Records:

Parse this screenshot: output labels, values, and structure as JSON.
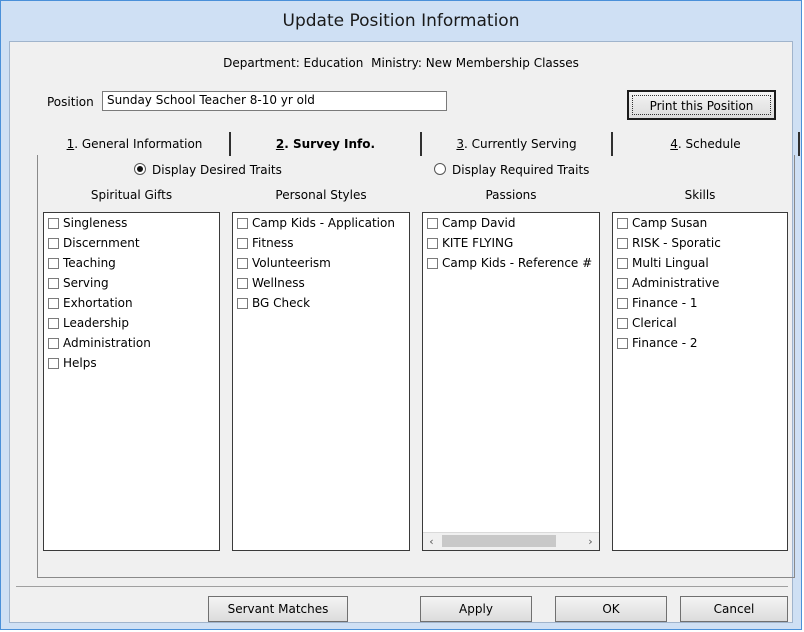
{
  "window": {
    "title": "Update Position Information"
  },
  "header": {
    "department": "Department: Education",
    "ministry": "Ministry: New Membership Classes"
  },
  "position": {
    "label": "Position",
    "value": "Sunday School Teacher 8-10 yr old"
  },
  "buttons": {
    "print": "Print this Position",
    "servant_matches": "Servant Matches",
    "apply": "Apply",
    "ok": "OK",
    "cancel": "Cancel"
  },
  "tabs": [
    {
      "key": "1",
      "label": ". General Information"
    },
    {
      "key": "2",
      "label": ". Survey Info."
    },
    {
      "key": "3",
      "label": ". Currently Serving"
    },
    {
      "key": "4",
      "label": ". Schedule"
    }
  ],
  "radios": {
    "desired": "Display Desired Traits",
    "required": "Display Required Traits",
    "selected": "desired"
  },
  "columns": [
    {
      "title": "Spiritual Gifts",
      "items": [
        "Singleness",
        "Discernment",
        "Teaching",
        "Serving",
        "Exhortation",
        "Leadership",
        "Administration",
        "Helps"
      ]
    },
    {
      "title": "Personal Styles",
      "items": [
        "Camp Kids - Application",
        "Fitness",
        "Volunteerism",
        "Wellness",
        "BG Check"
      ]
    },
    {
      "title": "Passions",
      "items": [
        "Camp David",
        "KITE FLYING",
        "Camp Kids - Reference #"
      ]
    },
    {
      "title": "Skills",
      "items": [
        "Camp Susan",
        "RISK - Sporatic",
        "Multi Lingual",
        "Administrative",
        "Finance - 1",
        "Clerical",
        "Finance - 2"
      ]
    }
  ],
  "icons": {
    "scroll_left": "‹",
    "scroll_right": "›"
  }
}
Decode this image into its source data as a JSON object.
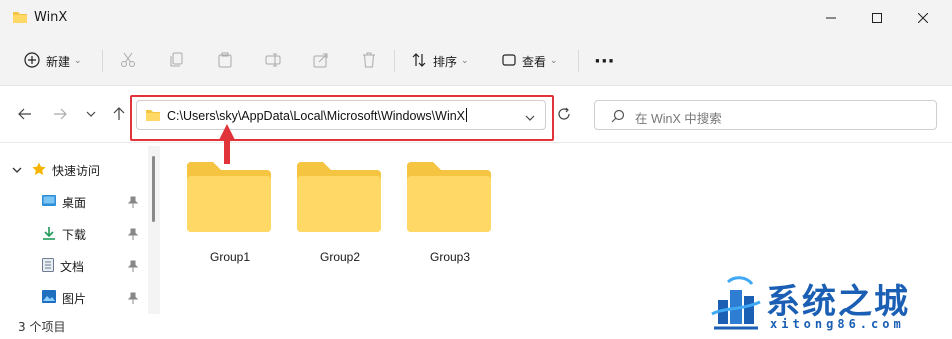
{
  "window": {
    "title": "WinX"
  },
  "toolbar": {
    "new_label": "新建",
    "sort_label": "排序",
    "view_label": "查看",
    "more_label": "···"
  },
  "navigation": {
    "address": "C:\\Users\\sky\\AppData\\Local\\Microsoft\\Windows\\WinX",
    "search_placeholder": "在 WinX 中搜索"
  },
  "sidebar": {
    "items": [
      {
        "label": "快速访问",
        "icon": "star-icon"
      },
      {
        "label": "桌面",
        "icon": "desktop-icon"
      },
      {
        "label": "下载",
        "icon": "download-icon"
      },
      {
        "label": "文档",
        "icon": "document-icon"
      },
      {
        "label": "图片",
        "icon": "pictures-icon"
      }
    ]
  },
  "content": {
    "folders": [
      {
        "name": "Group1"
      },
      {
        "name": "Group2"
      },
      {
        "name": "Group3"
      }
    ]
  },
  "status": {
    "item_count": "3 个项目"
  },
  "watermark": {
    "title": "系统之城",
    "url": "xitong86.com"
  },
  "colors": {
    "folder": "#ffd866",
    "highlight": "#e0333a",
    "watermark": "#1a5fb4"
  }
}
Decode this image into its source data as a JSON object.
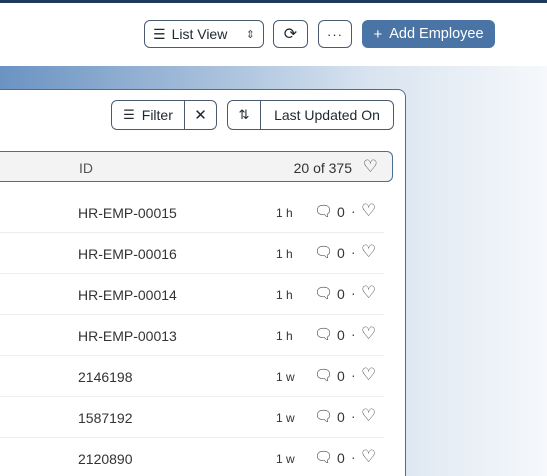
{
  "toolbar": {
    "list_view_label": "List View",
    "list_view_icon": "☰",
    "list_view_caret": "⌃⌄",
    "refresh_icon": "⟳",
    "more_icon": "···",
    "add_plus": "+",
    "add_label": "Add Employee"
  },
  "filters": {
    "filter_icon": "☰",
    "filter_label": "Filter",
    "clear_icon": "✕",
    "sort_icon": "⇅",
    "sort_label": "Last Updated On"
  },
  "list": {
    "id_header": "ID",
    "count": "20 of 375",
    "heart_icon": "♡",
    "rows": [
      {
        "id": "HR-EMP-00015",
        "time": "1 h",
        "comments": "0"
      },
      {
        "id": "HR-EMP-00016",
        "time": "1 h",
        "comments": "0"
      },
      {
        "id": "HR-EMP-00014",
        "time": "1 h",
        "comments": "0"
      },
      {
        "id": "HR-EMP-00013",
        "time": "1 h",
        "comments": "0"
      },
      {
        "id": "2146198",
        "time": "1 w",
        "comments": "0"
      },
      {
        "id": "1587192",
        "time": "1 w",
        "comments": "0"
      },
      {
        "id": "2120890",
        "time": "1 w",
        "comments": "0"
      }
    ]
  }
}
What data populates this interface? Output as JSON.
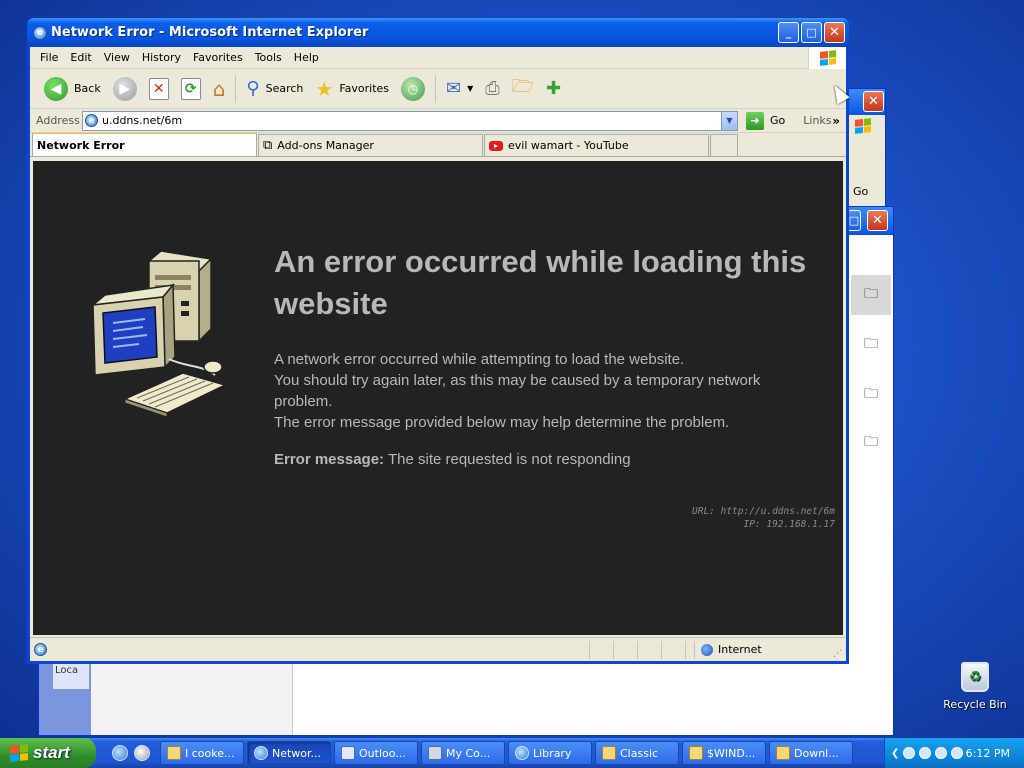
{
  "window": {
    "title": "Network Error - Microsoft Internet Explorer",
    "minimize_glyph": "_",
    "maximize_glyph": "□",
    "close_glyph": "✕"
  },
  "menu": [
    "File",
    "Edit",
    "View",
    "History",
    "Favorites",
    "Tools",
    "Help"
  ],
  "toolbar": {
    "back_label": "Back",
    "search_label": "Search",
    "favorites_label": "Favorites"
  },
  "address": {
    "label": "Address",
    "value": "u.ddns.net/6m",
    "go_label": "Go",
    "links_label": "Links"
  },
  "tabs": [
    {
      "label": "Network Error",
      "active": true
    },
    {
      "label": "Add-ons Manager",
      "active": false
    },
    {
      "label": "evil wamart - YouTube",
      "active": false
    }
  ],
  "page": {
    "title": "An error occurred while loading this website",
    "body_lines": [
      "A network error occurred while attempting to load the website.",
      "You should try again later, as this may be caused by a temporary network problem.",
      "The error message provided below may help determine the problem."
    ],
    "error_label": "Error message:",
    "error_text": "The site requested is not responding",
    "url_line": "URL: http://u.ddns.net/6m",
    "ip_line": "IP: 192.168.1.17"
  },
  "status": {
    "zone": "Internet"
  },
  "background": {
    "go_label": "Go",
    "partial_text": "Loca"
  },
  "desktop": {
    "recycle_bin": "Recycle Bin"
  },
  "taskbar": {
    "start_label": "start",
    "tasks": [
      {
        "label": "I cooke...",
        "icon": "document-icon",
        "active": false
      },
      {
        "label": "Networ...",
        "icon": "ie-icon",
        "active": true
      },
      {
        "label": "Outloo...",
        "icon": "outlook-icon",
        "active": false
      },
      {
        "label": "My Co...",
        "icon": "computer-icon",
        "active": false
      },
      {
        "label": "Library",
        "icon": "ie-icon",
        "active": false
      },
      {
        "label": "Classic",
        "icon": "folder-icon",
        "active": false
      },
      {
        "label": "$WIND...",
        "icon": "folder-icon",
        "active": false
      },
      {
        "label": "Downl...",
        "icon": "folder-icon",
        "active": false
      }
    ],
    "clock": "6:12 PM"
  },
  "colors": {
    "title_blue": "#0a54dc",
    "content_bg": "#222222",
    "content_text": "#b8b8b8",
    "start_green": "#3a9a2e"
  }
}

:: To be done ::
Transcribe every entry word for word, but skip the pictures.

:: Response to the exercise ::
Parse this screenshot: output labels, values, and structure as JSON.
{
  "window": {
    "title": "Update Position Information"
  },
  "header": {
    "department": "Department: Education",
    "ministry": "Ministry: New Membership Classes"
  },
  "position": {
    "label": "Position",
    "value": "Sunday School Teacher 8-10 yr old"
  },
  "buttons": {
    "print": "Print this Position",
    "servant_matches": "Servant Matches",
    "apply": "Apply",
    "ok": "OK",
    "cancel": "Cancel"
  },
  "tabs": [
    {
      "key": "1",
      "label": ". General Information"
    },
    {
      "key": "2",
      "label": ". Survey Info."
    },
    {
      "key": "3",
      "label": ". Currently Serving"
    },
    {
      "key": "4",
      "label": ". Schedule"
    }
  ],
  "radios": {
    "desired": "Display Desired Traits",
    "required": "Display Required Traits",
    "selected": "desired"
  },
  "columns": [
    {
      "title": "Spiritual Gifts",
      "items": [
        "Singleness",
        "Discernment",
        "Teaching",
        "Serving",
        "Exhortation",
        "Leadership",
        "Administration",
        "Helps"
      ]
    },
    {
      "title": "Personal Styles",
      "items": [
        "Camp Kids - Application",
        "Fitness",
        "Volunteerism",
        "Wellness",
        "BG Check"
      ]
    },
    {
      "title": "Passions",
      "items": [
        "Camp David",
        "KITE FLYING",
        "Camp Kids - Reference #"
      ]
    },
    {
      "title": "Skills",
      "items": [
        "Camp Susan",
        "RISK - Sporatic",
        "Multi Lingual",
        "Administrative",
        "Finance - 1",
        "Clerical",
        "Finance - 2"
      ]
    }
  ],
  "icons": {
    "scroll_left": "‹",
    "scroll_right": "›"
  }
}
Decode this image into its source data as a JSON object.
{
  "window": {
    "title": "WinX"
  },
  "toolbar": {
    "new_label": "新建",
    "sort_label": "排序",
    "view_label": "查看",
    "more_label": "···"
  },
  "navigation": {
    "address": "C:\\Users\\sky\\AppData\\Local\\Microsoft\\Windows\\WinX",
    "search_placeholder": "在 WinX 中搜索"
  },
  "sidebar": {
    "items": [
      {
        "label": "快速访问",
        "icon": "star-icon"
      },
      {
        "label": "桌面",
        "icon": "desktop-icon"
      },
      {
        "label": "下载",
        "icon": "download-icon"
      },
      {
        "label": "文档",
        "icon": "document-icon"
      },
      {
        "label": "图片",
        "icon": "pictures-icon"
      }
    ]
  },
  "content": {
    "folders": [
      {
        "name": "Group1"
      },
      {
        "name": "Group2"
      },
      {
        "name": "Group3"
      }
    ]
  },
  "status": {
    "item_count": "3 个项目"
  },
  "watermark": {
    "title": "系统之城",
    "url": "xitong86.com"
  },
  "colors": {
    "folder": "#ffd866",
    "highlight": "#e0333a",
    "watermark": "#1a5fb4"
  }
}
Decode this image into its source data as a JSON object.
{
  "toolbar": {
    "list_view_label": "List View",
    "list_view_icon": "☰",
    "list_view_caret": "⌃⌄",
    "refresh_icon": "⟳",
    "more_icon": "···",
    "add_plus": "+",
    "add_label": "Add Employee"
  },
  "filters": {
    "filter_icon": "☰",
    "filter_label": "Filter",
    "clear_icon": "✕",
    "sort_icon": "⇅",
    "sort_label": "Last Updated On"
  },
  "list": {
    "id_header": "ID",
    "count": "20 of 375",
    "heart_icon": "♡",
    "rows": [
      {
        "id": "HR-EMP-00015",
        "time": "1 h",
        "comments": "0"
      },
      {
        "id": "HR-EMP-00016",
        "time": "1 h",
        "comments": "0"
      },
      {
        "id": "HR-EMP-00014",
        "time": "1 h",
        "comments": "0"
      },
      {
        "id": "HR-EMP-00013",
        "time": "1 h",
        "comments": "0"
      },
      {
        "id": "2146198",
        "time": "1 w",
        "comments": "0"
      },
      {
        "id": "1587192",
        "time": "1 w",
        "comments": "0"
      },
      {
        "id": "2120890",
        "time": "1 w",
        "comments": "0"
      }
    ]
  }
}
What data populates this interface? Output as JSON.
{
  "window": {
    "title": "Network Error - Microsoft Internet Explorer",
    "minimize_glyph": "_",
    "maximize_glyph": "□",
    "close_glyph": "✕"
  },
  "menu": [
    "File",
    "Edit",
    "View",
    "History",
    "Favorites",
    "Tools",
    "Help"
  ],
  "toolbar": {
    "back_label": "Back",
    "search_label": "Search",
    "favorites_label": "Favorites"
  },
  "address": {
    "label": "Address",
    "value": "u.ddns.net/6m",
    "go_label": "Go",
    "links_label": "Links"
  },
  "tabs": [
    {
      "label": "Network Error",
      "active": true
    },
    {
      "label": "Add-ons Manager",
      "active": false
    },
    {
      "label": "evil wamart - YouTube",
      "active": false
    }
  ],
  "page": {
    "title": "An error occurred while loading this website",
    "body_lines": [
      "A network error occurred while attempting to load the website.",
      "You should try again later, as this may be caused by a temporary network problem.",
      "The error message provided below may help determine the problem."
    ],
    "error_label": "Error message:",
    "error_text": "The site requested is not responding",
    "url_line": "URL: http://u.ddns.net/6m",
    "ip_line": "IP: 192.168.1.17"
  },
  "status": {
    "zone": "Internet"
  },
  "background": {
    "go_label": "Go",
    "partial_text": "Loca"
  },
  "desktop": {
    "recycle_bin": "Recycle Bin"
  },
  "taskbar": {
    "start_label": "start",
    "tasks": [
      {
        "label": "I cooke...",
        "icon": "document-icon",
        "active": false
      },
      {
        "label": "Networ...",
        "icon": "ie-icon",
        "active": true
      },
      {
        "label": "Outloo...",
        "icon": "outlook-icon",
        "active": false
      },
      {
        "label": "My Co...",
        "icon": "computer-icon",
        "active": false
      },
      {
        "label": "Library",
        "icon": "ie-icon",
        "active": false
      },
      {
        "label": "Classic",
        "icon": "folder-icon",
        "active": false
      },
      {
        "label": "$WIND...",
        "icon": "folder-icon",
        "active": false
      },
      {
        "label": "Downl...",
        "icon": "folder-icon",
        "active": false
      }
    ],
    "clock": "6:12 PM"
  },
  "colors": {
    "title_blue": "#0a54dc",
    "content_bg": "#222222",
    "content_text": "#b8b8b8",
    "start_green": "#3a9a2e"
  }
}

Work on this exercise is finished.